**Directive**: Take every line that has the string "name" and copy it out.

Dataset entries on figures
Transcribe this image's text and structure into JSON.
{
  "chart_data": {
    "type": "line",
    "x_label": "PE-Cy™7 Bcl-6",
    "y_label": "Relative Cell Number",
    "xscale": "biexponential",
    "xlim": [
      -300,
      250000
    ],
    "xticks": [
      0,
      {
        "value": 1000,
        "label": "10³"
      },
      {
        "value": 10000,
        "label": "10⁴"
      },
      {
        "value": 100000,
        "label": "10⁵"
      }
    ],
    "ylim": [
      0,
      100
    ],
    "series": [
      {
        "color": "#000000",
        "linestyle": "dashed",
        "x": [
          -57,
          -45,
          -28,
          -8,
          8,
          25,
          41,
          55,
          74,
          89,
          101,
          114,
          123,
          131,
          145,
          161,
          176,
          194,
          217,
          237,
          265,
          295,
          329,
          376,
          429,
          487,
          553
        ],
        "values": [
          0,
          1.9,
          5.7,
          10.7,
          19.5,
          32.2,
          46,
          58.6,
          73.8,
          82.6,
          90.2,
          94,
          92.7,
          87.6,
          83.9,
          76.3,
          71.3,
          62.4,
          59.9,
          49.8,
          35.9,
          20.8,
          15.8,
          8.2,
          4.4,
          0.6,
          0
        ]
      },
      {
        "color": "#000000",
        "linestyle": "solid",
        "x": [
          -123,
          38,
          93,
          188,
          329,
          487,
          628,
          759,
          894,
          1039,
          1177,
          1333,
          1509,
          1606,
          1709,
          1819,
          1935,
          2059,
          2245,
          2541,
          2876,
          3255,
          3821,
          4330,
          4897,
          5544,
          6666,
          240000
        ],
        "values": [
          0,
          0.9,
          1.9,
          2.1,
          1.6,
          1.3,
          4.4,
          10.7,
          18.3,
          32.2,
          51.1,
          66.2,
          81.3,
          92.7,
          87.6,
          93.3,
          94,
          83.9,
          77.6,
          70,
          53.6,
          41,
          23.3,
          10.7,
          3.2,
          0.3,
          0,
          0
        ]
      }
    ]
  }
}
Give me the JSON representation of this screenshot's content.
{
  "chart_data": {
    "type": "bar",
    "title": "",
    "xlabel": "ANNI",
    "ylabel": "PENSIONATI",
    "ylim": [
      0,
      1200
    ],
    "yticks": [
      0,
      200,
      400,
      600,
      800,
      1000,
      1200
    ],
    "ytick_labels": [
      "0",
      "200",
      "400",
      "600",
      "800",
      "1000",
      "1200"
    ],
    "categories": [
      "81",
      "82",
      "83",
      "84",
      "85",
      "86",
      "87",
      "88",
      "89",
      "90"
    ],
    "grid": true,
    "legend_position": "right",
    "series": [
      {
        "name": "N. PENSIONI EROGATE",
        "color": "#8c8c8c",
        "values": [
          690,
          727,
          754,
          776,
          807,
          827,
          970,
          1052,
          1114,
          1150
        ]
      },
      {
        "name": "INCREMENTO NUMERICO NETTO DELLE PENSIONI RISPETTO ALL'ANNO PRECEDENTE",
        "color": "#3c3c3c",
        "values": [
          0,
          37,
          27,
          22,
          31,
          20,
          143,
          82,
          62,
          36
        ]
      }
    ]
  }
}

**Written solution**:
        "name": "N. PENSIONI EROGATE",
        "name": "INCREMENTO NUMERICO NETTO DELLE PENSIONI RISPETTO ALL'ANNO PRECEDENTE",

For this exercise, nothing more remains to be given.